[Records excerpted from a collection]
»»
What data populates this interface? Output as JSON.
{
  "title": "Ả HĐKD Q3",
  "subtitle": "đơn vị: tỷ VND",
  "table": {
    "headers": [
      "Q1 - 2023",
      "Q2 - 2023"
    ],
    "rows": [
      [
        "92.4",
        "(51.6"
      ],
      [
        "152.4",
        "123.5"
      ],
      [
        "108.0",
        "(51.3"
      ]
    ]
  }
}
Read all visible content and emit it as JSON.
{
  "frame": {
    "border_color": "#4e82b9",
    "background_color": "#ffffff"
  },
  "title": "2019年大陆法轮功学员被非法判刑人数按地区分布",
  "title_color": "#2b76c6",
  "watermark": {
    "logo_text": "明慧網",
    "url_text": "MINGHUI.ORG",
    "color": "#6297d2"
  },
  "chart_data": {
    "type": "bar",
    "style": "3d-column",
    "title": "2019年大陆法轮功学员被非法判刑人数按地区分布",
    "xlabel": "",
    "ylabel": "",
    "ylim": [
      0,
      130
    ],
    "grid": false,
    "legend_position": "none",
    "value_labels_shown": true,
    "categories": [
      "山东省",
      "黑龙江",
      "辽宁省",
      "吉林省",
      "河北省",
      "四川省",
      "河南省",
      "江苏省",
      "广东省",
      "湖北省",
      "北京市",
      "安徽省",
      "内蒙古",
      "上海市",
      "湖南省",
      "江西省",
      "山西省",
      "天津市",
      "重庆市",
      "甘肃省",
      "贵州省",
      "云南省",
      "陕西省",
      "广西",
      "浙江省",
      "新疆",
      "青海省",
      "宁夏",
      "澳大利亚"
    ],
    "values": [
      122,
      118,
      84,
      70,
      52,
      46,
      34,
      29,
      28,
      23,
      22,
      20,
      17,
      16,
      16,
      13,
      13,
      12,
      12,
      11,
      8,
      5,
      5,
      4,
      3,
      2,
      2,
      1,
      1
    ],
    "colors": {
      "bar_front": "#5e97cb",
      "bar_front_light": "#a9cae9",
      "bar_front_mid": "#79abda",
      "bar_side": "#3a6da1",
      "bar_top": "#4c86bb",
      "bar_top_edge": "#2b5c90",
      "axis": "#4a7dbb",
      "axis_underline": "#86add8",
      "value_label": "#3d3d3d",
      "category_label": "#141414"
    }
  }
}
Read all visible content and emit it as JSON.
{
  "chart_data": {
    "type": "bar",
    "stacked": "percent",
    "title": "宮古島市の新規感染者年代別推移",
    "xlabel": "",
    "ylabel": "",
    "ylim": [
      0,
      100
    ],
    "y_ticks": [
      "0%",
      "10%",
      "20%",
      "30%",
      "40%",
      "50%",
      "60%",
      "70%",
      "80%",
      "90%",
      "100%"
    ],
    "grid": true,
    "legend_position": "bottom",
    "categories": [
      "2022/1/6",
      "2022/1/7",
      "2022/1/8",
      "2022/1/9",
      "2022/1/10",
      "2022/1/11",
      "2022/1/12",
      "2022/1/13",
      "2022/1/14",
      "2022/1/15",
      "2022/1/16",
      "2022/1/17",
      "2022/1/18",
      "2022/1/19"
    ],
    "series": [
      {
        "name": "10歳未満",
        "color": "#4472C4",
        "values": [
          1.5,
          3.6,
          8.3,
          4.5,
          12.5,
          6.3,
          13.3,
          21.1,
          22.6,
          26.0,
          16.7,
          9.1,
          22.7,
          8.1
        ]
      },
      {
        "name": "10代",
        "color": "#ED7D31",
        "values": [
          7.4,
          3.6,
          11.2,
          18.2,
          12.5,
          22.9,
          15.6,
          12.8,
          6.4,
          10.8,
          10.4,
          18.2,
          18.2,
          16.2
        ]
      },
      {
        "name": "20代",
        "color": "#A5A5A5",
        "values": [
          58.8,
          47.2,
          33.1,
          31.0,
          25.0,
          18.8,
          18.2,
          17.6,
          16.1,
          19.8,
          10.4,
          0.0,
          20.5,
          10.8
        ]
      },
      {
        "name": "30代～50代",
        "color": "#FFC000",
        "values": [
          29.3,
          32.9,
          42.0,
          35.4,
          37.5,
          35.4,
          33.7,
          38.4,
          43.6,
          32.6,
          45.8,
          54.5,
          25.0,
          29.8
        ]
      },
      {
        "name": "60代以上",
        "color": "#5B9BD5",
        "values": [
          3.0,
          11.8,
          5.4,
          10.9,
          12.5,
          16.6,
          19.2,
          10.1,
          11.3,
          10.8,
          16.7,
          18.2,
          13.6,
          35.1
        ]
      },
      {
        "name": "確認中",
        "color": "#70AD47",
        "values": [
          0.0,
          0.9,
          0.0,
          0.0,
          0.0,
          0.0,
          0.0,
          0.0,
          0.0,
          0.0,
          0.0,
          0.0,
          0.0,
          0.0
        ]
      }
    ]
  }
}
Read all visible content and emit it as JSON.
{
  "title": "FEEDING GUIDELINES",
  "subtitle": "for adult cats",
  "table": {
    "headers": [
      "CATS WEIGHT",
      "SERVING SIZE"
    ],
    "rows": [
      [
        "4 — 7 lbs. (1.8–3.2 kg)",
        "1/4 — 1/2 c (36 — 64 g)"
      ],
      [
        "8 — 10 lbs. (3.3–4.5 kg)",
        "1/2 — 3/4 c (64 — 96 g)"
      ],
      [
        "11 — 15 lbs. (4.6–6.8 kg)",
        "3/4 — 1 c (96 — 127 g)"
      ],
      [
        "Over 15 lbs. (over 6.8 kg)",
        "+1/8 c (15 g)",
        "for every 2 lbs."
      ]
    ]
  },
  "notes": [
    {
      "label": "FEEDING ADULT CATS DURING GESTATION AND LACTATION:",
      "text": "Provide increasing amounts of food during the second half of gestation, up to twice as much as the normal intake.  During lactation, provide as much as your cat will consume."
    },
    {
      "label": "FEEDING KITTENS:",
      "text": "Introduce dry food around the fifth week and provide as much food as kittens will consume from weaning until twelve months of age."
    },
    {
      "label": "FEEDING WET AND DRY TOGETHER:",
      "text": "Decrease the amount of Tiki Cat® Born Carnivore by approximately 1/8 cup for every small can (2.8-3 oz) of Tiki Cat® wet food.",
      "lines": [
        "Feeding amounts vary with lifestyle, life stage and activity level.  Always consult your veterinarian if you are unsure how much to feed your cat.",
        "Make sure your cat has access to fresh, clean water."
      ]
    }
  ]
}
««
Task goal
In the entries above, how many lines hold the word "your"? State the number and nothing else.

Correct result
3